Job >> Identify all lines of the data containing the string "Current" and copy them.

Excerpted data >>
_ _ _
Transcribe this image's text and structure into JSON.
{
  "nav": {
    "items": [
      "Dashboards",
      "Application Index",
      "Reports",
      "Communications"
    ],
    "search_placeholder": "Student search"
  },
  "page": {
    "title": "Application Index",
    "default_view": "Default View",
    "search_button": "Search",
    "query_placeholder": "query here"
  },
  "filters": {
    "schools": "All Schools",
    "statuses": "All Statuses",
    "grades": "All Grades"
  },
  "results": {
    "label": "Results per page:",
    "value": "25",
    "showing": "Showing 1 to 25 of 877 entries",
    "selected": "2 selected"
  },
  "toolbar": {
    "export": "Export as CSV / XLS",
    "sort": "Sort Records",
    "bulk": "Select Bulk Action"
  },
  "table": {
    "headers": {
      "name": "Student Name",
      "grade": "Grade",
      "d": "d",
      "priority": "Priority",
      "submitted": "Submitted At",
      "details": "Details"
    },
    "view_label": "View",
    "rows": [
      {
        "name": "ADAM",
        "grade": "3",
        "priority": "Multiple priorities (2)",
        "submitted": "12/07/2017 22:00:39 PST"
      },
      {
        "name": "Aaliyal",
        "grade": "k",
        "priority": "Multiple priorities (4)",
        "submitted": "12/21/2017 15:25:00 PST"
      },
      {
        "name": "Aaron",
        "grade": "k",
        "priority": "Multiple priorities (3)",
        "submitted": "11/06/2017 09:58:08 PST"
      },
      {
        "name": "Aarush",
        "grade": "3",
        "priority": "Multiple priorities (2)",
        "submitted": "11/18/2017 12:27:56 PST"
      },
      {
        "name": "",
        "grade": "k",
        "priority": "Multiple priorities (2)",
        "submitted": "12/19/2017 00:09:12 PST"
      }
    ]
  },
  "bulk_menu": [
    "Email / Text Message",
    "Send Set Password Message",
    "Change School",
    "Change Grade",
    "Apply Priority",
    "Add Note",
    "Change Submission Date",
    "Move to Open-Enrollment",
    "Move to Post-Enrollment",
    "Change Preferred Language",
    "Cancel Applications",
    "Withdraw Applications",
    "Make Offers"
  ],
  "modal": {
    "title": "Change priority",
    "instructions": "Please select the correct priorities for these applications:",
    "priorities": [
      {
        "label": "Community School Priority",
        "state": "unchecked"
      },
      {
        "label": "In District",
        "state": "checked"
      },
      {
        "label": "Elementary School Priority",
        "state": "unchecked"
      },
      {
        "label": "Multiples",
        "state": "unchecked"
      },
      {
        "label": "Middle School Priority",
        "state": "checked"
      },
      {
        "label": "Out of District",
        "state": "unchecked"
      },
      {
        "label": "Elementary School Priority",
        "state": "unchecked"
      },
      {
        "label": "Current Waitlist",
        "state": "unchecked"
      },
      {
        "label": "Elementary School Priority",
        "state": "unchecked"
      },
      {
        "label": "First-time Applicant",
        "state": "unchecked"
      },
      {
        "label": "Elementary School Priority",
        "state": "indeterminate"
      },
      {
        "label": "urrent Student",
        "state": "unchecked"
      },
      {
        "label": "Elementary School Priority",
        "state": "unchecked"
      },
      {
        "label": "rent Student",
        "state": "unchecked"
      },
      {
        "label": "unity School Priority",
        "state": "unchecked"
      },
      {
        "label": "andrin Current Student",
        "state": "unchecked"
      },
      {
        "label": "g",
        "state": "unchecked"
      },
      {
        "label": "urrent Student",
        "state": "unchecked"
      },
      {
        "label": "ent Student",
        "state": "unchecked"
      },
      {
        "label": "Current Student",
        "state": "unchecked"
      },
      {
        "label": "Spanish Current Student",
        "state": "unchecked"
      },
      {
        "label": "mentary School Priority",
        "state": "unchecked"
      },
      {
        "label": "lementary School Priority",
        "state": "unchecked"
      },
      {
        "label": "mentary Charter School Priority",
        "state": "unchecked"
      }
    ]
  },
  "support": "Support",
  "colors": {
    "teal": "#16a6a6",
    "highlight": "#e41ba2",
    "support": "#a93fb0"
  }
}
_ _ _
Task output >>
        "label": "Current Waitlist",
        "label": "andrin Current Student",
        "label": "Current Student",
        "label": "Spanish Current Student",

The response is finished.